* BEGIN Listed entries *

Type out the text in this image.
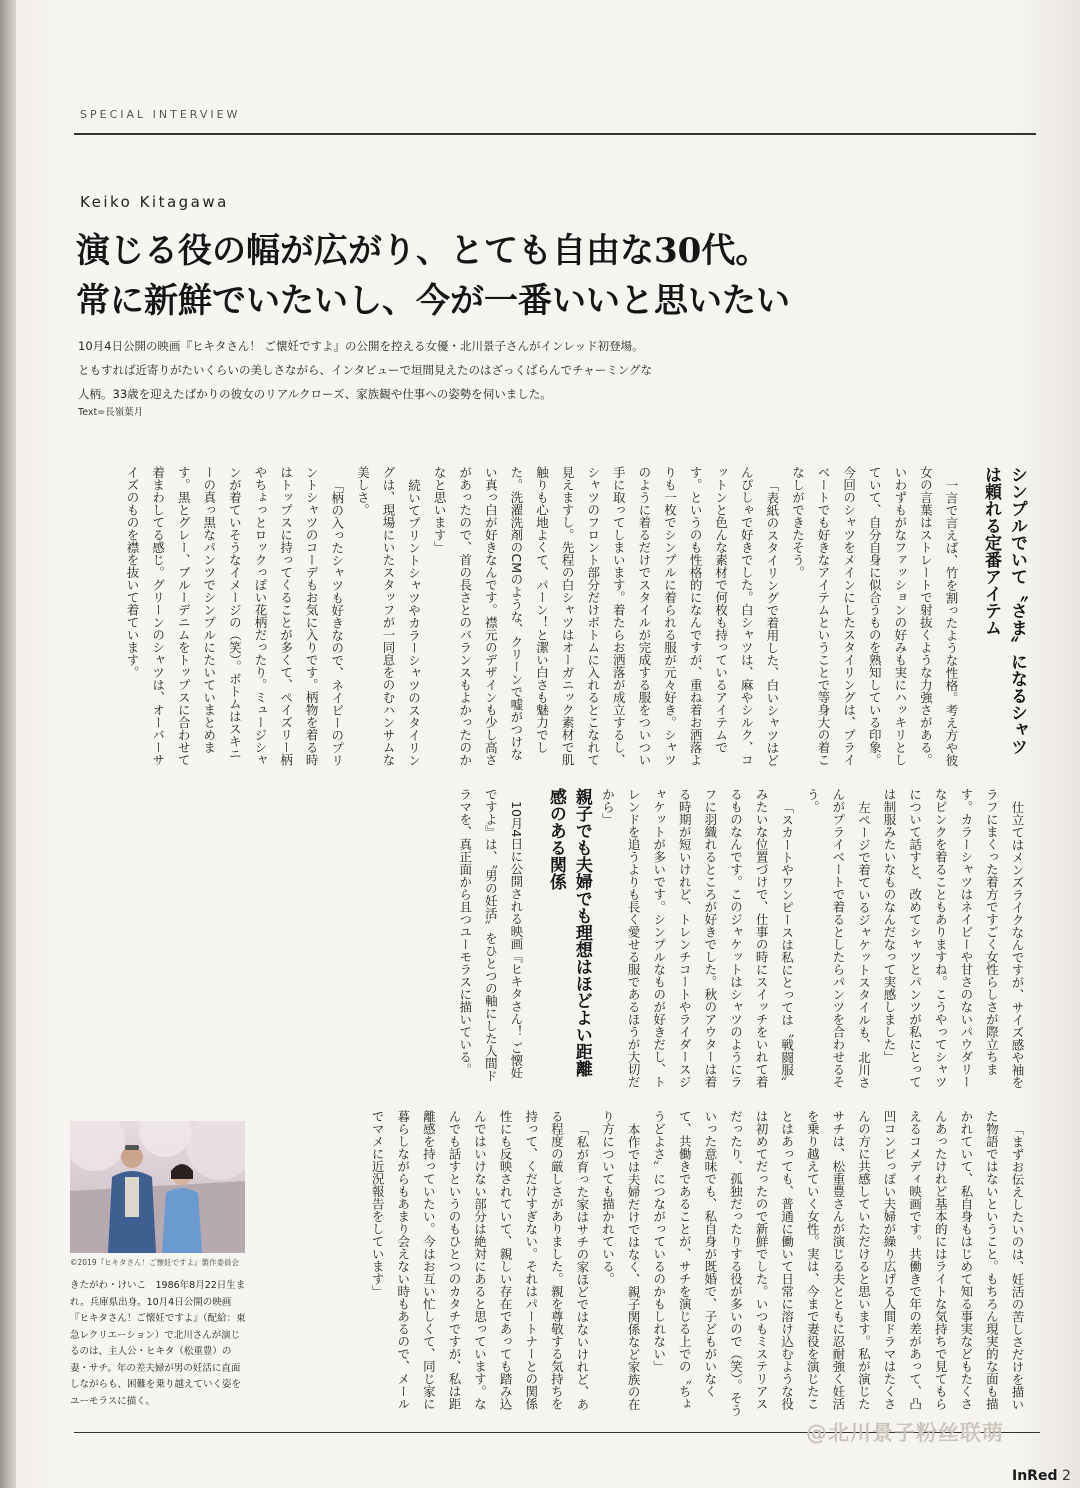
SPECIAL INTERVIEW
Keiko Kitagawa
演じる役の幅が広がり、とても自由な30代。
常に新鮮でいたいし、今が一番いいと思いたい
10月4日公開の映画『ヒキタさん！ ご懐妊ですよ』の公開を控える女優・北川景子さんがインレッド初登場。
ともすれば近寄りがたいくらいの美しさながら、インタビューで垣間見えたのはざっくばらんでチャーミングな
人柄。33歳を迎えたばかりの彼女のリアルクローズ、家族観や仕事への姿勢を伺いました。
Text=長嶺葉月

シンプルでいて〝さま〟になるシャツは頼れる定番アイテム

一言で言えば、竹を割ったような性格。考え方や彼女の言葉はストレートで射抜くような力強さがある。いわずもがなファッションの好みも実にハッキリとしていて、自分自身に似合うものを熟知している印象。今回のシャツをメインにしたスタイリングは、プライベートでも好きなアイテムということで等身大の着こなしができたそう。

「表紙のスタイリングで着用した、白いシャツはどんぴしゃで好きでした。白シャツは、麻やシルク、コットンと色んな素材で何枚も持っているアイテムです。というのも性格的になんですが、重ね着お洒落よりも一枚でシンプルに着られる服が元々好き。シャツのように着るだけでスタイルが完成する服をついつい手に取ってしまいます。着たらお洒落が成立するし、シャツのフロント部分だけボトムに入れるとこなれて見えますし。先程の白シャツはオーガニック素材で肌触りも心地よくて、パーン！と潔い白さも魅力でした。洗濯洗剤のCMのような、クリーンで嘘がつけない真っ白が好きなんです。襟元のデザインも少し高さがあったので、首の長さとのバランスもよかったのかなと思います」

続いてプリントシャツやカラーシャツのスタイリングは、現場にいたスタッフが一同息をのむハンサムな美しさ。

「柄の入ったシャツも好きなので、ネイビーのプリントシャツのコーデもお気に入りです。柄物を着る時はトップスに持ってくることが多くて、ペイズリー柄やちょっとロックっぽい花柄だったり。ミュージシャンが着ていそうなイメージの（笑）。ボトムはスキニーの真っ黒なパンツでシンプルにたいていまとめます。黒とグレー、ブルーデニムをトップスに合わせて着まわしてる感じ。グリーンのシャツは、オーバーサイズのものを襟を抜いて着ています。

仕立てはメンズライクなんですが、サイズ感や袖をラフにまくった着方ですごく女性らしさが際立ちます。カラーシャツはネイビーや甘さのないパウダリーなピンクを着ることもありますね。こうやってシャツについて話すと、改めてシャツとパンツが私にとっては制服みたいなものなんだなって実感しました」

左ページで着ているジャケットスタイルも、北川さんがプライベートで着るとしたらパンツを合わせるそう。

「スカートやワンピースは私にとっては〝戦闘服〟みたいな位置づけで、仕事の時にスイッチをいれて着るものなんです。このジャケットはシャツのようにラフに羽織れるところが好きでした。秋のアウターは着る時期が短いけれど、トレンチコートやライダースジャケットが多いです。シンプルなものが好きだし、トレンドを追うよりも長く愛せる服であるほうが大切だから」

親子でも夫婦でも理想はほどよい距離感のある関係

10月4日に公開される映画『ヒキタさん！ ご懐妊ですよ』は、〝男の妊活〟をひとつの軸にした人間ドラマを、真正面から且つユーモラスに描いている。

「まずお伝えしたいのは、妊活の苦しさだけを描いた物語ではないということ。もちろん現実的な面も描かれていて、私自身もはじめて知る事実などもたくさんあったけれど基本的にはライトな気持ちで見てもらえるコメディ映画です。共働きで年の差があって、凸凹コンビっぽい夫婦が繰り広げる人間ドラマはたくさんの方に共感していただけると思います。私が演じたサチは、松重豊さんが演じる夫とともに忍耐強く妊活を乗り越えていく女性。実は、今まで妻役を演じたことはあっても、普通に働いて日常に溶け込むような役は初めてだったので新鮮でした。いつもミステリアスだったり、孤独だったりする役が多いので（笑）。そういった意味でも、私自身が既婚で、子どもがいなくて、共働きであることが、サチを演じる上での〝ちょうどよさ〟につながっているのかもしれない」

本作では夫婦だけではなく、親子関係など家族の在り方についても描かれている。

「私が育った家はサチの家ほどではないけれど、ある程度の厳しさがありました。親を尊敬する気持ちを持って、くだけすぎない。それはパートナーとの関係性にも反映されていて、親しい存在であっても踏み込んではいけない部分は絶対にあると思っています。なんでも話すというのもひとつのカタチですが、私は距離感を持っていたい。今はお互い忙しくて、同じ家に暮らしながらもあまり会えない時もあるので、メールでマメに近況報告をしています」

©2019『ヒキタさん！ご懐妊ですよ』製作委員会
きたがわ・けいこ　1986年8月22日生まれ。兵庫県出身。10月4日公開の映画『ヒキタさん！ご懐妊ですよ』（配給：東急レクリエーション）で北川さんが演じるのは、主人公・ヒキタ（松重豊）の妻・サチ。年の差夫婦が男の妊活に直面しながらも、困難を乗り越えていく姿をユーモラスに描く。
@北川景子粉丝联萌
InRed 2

* END Listed entries *

Work to be completed — What is the number of lines that contain "ご懐妊ですよ"? Reply with that number alone.

Solved problem — 4